### EXERCISE DETAILS
Below is a set of records; print all of them exactly as written.

Saved data entries:
▽
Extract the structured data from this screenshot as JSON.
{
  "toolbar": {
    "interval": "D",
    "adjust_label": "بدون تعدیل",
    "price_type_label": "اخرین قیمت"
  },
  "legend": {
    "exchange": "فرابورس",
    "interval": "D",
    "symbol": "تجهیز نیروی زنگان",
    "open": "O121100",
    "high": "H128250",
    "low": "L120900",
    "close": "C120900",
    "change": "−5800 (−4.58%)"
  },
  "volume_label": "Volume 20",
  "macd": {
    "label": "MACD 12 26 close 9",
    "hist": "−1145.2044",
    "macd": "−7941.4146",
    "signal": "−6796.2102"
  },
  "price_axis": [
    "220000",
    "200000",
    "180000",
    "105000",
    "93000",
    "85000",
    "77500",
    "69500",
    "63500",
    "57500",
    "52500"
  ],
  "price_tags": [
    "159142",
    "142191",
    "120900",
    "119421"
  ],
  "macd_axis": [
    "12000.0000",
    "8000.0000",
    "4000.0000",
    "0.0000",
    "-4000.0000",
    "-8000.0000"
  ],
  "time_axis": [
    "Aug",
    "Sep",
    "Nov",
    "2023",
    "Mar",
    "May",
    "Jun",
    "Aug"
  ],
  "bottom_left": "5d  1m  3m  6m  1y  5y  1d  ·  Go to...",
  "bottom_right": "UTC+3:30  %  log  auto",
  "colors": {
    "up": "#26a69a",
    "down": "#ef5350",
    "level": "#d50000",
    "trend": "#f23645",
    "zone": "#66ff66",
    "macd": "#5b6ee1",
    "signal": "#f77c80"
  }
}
△
### RESULT OF THE EXERCISE
Extract the structured data from this screenshot as JSON.
{
  "toolbar": {
    "interval": "D",
    "adjust_label": "بدون تعدیل",
    "price_type_label": "اخرین قیمت"
  },
  "legend": {
    "exchange": "فرابورس",
    "interval": "D",
    "symbol": "تجهیز نیروی زنگان",
    "open": "O121100",
    "high": "H128250",
    "low": "L120900",
    "close": "C120900",
    "change": "−5800 (−4.58%)"
  },
  "volume_label": "Volume 20",
  "macd": {
    "label": "MACD 12 26 close 9",
    "hist": "−1145.2044",
    "macd": "−7941.4146",
    "signal": "−6796.2102"
  },
  "price_axis": [
    "220000",
    "200000",
    "180000",
    "105000",
    "93000",
    "85000",
    "77500",
    "69500",
    "63500",
    "57500",
    "52500"
  ],
  "price_tags": [
    "159142",
    "142191",
    "120900",
    "119421"
  ],
  "macd_axis": [
    "12000.0000",
    "8000.0000",
    "4000.0000",
    "0.0000",
    "-4000.0000",
    "-8000.0000"
  ],
  "time_axis": [
    "Aug",
    "Sep",
    "Nov",
    "2023",
    "Mar",
    "May",
    "Jun",
    "Aug"
  ],
  "bottom_left": "5d  1m  3m  6m  1y  5y  1d  ·  Go to...",
  "bottom_right": "UTC+3:30  %  log  auto",
  "colors": {
    "up": "#26a69a",
    "down": "#ef5350",
    "level": "#d50000",
    "trend": "#f23645",
    "zone": "#66ff66",
    "macd": "#5b6ee1",
    "signal": "#f77c80"
  }
}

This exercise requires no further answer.